Brief: Transcribe the records underneath word for word, and leave no line out.

--- START ---

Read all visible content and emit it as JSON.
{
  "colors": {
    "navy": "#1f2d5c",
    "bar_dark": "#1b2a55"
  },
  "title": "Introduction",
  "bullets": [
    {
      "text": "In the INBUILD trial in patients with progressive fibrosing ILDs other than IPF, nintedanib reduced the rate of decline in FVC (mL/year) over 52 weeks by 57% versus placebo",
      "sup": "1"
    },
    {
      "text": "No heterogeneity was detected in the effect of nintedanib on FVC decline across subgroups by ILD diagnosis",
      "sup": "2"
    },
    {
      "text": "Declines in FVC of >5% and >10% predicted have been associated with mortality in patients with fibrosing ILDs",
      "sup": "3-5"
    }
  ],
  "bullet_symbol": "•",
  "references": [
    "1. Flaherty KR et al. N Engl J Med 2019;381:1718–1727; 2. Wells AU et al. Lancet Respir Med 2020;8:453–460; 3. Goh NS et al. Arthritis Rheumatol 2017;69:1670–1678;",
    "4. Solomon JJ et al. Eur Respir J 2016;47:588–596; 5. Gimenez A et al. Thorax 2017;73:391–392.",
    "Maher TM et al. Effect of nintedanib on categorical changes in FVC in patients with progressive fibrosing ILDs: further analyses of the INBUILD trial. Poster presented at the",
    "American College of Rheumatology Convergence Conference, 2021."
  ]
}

--- END ---

Answer box:
Read all visible content and emit it as JSON.
{
  "colors": {
    "navy": "#1f2d5c",
    "bar_dark": "#1b2a55"
  },
  "title": "Introduction",
  "bullets": [
    {
      "text": "In the INBUILD trial in patients with progressive fibrosing ILDs other than IPF, nintedanib reduced the rate of decline in FVC (mL/year) over 52 weeks by 57% versus placebo",
      "sup": "1"
    },
    {
      "text": "No heterogeneity was detected in the effect of nintedanib on FVC decline across subgroups by ILD diagnosis",
      "sup": "2"
    },
    {
      "text": "Declines in FVC of >5% and >10% predicted have been associated with mortality in patients with fibrosing ILDs",
      "sup": "3-5"
    }
  ],
  "bullet_symbol": "•",
  "references": [
    "1. Flaherty KR et al. N Engl J Med 2019;381:1718–1727; 2. Wells AU et al. Lancet Respir Med 2020;8:453–460; 3. Goh NS et al. Arthritis Rheumatol 2017;69:1670–1678;",
    "4. Solomon JJ et al. Eur Respir J 2016;47:588–596; 5. Gimenez A et al. Thorax 2017;73:391–392.",
    "Maher TM et al. Effect of nintedanib on categorical changes in FVC in patients with progressive fibrosing ILDs: further analyses of the INBUILD trial. Poster presented at the",
    "American College of Rheumatology Convergence Conference, 2021."
  ]
}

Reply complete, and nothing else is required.